Copy out the line containing "Output a JSON" and each line after it, through the last one in the material, exactly as written.

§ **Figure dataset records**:

* * *

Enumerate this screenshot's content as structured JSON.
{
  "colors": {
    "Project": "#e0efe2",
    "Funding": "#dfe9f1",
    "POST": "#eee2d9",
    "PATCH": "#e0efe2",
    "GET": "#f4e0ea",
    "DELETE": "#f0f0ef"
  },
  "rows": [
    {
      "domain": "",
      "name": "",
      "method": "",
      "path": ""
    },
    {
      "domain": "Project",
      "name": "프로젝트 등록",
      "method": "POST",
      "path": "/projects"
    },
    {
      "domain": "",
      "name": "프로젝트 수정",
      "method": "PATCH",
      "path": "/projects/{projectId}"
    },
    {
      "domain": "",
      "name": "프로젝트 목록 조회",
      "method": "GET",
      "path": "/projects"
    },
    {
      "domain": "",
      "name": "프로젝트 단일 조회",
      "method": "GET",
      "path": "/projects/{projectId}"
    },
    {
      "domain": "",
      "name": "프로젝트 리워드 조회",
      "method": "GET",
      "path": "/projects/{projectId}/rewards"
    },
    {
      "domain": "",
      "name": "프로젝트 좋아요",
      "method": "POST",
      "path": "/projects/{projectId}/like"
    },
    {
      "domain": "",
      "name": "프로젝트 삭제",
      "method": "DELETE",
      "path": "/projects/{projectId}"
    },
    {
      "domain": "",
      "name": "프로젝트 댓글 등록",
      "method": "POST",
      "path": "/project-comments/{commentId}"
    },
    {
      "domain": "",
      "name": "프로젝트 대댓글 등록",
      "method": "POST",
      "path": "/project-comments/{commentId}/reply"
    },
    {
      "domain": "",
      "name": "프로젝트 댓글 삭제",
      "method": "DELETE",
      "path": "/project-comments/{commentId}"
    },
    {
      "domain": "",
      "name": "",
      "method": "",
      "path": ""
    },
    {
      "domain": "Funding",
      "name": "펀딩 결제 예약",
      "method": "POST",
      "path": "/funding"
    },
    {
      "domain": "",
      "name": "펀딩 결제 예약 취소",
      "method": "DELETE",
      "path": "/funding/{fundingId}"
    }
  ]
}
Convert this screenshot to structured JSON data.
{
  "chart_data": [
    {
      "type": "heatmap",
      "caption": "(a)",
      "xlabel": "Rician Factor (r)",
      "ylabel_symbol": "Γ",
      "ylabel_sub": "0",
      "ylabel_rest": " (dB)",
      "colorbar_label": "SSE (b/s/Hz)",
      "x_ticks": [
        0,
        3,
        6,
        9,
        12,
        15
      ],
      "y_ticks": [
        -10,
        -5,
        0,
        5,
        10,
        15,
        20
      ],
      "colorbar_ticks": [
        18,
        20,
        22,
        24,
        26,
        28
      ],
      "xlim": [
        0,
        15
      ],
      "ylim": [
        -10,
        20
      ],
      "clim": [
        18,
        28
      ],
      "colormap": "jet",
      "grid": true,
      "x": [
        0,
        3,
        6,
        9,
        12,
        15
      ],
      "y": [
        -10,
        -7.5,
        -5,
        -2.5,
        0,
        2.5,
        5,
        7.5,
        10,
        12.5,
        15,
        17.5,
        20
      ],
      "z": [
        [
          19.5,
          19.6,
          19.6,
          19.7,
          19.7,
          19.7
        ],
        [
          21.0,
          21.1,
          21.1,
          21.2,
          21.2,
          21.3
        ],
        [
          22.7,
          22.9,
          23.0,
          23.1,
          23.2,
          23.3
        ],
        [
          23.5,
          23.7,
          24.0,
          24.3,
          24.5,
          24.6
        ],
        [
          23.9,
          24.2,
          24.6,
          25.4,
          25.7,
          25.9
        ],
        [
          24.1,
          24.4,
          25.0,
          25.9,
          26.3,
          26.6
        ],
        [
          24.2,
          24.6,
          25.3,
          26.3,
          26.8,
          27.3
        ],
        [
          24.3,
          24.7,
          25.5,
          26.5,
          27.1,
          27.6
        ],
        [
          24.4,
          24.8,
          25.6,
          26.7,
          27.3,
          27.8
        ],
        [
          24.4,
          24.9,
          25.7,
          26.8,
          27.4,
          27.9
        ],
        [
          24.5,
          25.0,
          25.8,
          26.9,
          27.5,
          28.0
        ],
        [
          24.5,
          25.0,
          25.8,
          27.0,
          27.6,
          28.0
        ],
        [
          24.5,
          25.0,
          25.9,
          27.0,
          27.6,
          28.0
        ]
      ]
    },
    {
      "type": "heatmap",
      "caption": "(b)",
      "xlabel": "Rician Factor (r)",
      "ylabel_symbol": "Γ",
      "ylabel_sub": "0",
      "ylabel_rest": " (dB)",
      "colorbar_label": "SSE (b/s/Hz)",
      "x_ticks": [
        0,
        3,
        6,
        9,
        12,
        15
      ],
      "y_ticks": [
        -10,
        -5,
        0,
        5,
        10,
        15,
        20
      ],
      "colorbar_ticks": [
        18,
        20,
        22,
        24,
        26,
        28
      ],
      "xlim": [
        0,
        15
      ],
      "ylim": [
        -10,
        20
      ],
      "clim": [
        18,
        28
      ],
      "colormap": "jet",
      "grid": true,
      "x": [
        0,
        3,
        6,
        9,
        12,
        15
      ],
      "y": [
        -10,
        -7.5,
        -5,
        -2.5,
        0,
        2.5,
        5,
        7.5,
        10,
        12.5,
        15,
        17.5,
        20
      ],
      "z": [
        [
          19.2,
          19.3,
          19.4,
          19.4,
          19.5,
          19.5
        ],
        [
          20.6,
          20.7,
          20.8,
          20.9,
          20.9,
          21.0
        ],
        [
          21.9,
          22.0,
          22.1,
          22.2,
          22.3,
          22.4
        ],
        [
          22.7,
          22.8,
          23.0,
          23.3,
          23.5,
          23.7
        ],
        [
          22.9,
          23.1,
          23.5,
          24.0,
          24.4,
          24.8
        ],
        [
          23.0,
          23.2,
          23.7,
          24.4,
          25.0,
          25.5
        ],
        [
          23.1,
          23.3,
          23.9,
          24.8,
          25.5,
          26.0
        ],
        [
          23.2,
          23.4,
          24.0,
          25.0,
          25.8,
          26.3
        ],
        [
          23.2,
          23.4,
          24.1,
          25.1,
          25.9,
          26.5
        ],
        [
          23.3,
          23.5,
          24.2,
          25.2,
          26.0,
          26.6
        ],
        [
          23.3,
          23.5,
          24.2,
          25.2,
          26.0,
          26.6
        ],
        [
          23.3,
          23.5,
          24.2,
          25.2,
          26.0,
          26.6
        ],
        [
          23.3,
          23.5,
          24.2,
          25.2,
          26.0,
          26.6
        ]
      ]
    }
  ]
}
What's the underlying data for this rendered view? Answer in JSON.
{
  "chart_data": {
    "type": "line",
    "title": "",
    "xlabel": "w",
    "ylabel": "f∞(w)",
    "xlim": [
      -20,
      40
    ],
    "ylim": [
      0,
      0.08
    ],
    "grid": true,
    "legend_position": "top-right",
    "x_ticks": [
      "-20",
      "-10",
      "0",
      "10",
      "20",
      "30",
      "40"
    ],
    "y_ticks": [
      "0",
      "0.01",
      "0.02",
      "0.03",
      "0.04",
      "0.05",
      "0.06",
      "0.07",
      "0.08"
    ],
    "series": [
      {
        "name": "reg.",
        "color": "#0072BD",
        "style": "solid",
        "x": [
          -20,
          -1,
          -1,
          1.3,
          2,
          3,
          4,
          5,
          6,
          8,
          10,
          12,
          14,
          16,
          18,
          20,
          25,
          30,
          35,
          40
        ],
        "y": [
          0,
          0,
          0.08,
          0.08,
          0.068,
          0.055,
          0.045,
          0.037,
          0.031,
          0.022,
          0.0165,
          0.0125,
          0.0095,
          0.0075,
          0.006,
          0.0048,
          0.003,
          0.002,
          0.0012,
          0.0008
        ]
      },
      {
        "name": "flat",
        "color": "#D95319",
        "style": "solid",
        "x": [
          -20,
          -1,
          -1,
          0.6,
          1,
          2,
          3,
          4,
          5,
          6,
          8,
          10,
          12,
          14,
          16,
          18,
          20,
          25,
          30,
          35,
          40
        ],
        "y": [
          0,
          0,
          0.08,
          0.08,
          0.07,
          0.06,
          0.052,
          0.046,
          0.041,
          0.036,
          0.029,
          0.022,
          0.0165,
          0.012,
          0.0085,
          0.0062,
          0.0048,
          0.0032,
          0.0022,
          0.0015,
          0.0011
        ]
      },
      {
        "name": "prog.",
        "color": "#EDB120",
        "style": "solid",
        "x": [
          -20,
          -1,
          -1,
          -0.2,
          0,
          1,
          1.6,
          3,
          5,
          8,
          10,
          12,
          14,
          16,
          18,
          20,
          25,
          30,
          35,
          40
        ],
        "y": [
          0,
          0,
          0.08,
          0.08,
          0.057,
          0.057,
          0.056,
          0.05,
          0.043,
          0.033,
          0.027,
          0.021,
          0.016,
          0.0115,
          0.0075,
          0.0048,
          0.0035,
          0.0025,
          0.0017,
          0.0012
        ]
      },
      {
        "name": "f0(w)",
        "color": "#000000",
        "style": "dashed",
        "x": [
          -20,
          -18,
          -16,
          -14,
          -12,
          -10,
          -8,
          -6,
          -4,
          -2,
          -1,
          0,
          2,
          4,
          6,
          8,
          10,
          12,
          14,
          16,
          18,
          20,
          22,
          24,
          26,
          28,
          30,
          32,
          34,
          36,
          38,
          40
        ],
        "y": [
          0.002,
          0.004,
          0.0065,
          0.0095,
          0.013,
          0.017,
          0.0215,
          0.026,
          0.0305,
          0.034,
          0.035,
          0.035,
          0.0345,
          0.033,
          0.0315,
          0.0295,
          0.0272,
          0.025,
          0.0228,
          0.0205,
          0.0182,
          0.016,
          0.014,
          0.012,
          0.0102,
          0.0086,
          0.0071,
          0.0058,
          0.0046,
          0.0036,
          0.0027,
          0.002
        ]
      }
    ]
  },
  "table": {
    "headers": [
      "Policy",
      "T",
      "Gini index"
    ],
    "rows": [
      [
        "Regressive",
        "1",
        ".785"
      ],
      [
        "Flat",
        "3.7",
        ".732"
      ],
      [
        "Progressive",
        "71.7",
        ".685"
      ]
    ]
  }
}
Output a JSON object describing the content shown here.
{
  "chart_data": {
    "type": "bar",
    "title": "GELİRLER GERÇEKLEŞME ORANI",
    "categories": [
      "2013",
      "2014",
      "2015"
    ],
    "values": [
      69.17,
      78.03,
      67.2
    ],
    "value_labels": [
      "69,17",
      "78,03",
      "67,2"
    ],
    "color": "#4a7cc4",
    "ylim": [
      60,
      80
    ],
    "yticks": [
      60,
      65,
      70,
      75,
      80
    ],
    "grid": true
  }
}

* * *

§ **CORRECT RESPONSE**:
Output a JSON object describing the content shown here.
{
  "chart_data": {
    "type": "bar",
    "title": "GELİRLER GERÇEKLEŞME ORANI",
    "categories": [
      "2013",
      "2014",
      "2015"
    ],
    "values": [
      69.17,
      78.03,
      67.2
    ],
    "value_labels": [
      "69,17",
      "78,03",
      "67,2"
    ],
    "color": "#4a7cc4",
    "ylim": [
      60,
      80
    ],
    "yticks": [
      60,
      65,
      70,
      75,
      80
    ],
    "grid": true
  }
}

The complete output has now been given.